SHORT EXERCISE: Scan the records and identify every line in which the string "Help" occurs, then return those lines.

SOURCE DATA:

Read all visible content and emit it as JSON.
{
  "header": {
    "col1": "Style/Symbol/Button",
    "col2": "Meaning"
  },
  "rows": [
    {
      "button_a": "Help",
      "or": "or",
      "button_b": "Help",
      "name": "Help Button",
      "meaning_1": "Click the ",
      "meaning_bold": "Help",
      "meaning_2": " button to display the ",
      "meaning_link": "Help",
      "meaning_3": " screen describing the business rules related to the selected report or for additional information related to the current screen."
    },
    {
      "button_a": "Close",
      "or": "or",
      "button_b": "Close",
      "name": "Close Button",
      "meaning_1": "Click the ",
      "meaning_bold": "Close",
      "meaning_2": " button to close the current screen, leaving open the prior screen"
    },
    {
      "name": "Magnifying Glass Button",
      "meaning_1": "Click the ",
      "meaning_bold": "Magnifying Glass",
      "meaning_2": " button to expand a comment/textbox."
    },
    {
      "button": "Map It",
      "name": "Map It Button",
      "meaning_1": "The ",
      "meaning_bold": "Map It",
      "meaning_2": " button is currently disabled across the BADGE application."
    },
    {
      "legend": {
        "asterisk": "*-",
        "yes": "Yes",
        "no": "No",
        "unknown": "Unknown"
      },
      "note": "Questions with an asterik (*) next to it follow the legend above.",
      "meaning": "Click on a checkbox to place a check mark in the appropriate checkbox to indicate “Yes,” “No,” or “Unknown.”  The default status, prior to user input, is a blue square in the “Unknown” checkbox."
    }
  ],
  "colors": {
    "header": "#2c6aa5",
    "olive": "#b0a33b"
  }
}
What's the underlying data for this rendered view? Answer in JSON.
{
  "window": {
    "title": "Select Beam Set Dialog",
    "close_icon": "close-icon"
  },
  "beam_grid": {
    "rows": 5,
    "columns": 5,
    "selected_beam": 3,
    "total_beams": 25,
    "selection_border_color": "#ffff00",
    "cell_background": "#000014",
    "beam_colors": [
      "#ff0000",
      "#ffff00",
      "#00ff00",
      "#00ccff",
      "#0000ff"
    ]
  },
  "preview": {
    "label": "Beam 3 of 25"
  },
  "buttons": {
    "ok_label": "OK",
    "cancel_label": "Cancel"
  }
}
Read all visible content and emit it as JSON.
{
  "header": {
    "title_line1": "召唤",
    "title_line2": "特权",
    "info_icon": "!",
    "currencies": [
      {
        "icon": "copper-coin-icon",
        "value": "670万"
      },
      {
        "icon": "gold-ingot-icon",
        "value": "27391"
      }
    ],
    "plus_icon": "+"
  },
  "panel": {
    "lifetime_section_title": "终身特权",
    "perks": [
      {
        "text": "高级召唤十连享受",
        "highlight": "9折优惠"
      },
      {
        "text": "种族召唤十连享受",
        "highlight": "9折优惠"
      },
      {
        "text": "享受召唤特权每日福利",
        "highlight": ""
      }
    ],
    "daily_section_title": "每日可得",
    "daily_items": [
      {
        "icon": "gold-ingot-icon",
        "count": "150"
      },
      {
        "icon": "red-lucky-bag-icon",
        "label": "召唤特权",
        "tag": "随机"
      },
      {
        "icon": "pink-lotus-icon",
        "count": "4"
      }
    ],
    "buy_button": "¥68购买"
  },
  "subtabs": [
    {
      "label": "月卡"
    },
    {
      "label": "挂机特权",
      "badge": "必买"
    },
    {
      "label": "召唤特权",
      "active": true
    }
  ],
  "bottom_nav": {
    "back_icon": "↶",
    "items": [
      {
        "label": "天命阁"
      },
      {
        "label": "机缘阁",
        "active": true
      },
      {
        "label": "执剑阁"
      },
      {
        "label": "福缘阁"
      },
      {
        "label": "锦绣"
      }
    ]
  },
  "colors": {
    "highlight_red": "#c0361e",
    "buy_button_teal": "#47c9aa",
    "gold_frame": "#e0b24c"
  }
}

FULL ANSWER:
      "button_a": "Help",
      "button_b": "Help",
      "name": "Help Button",
      "meaning_bold": "Help",
      "meaning_link": "Help",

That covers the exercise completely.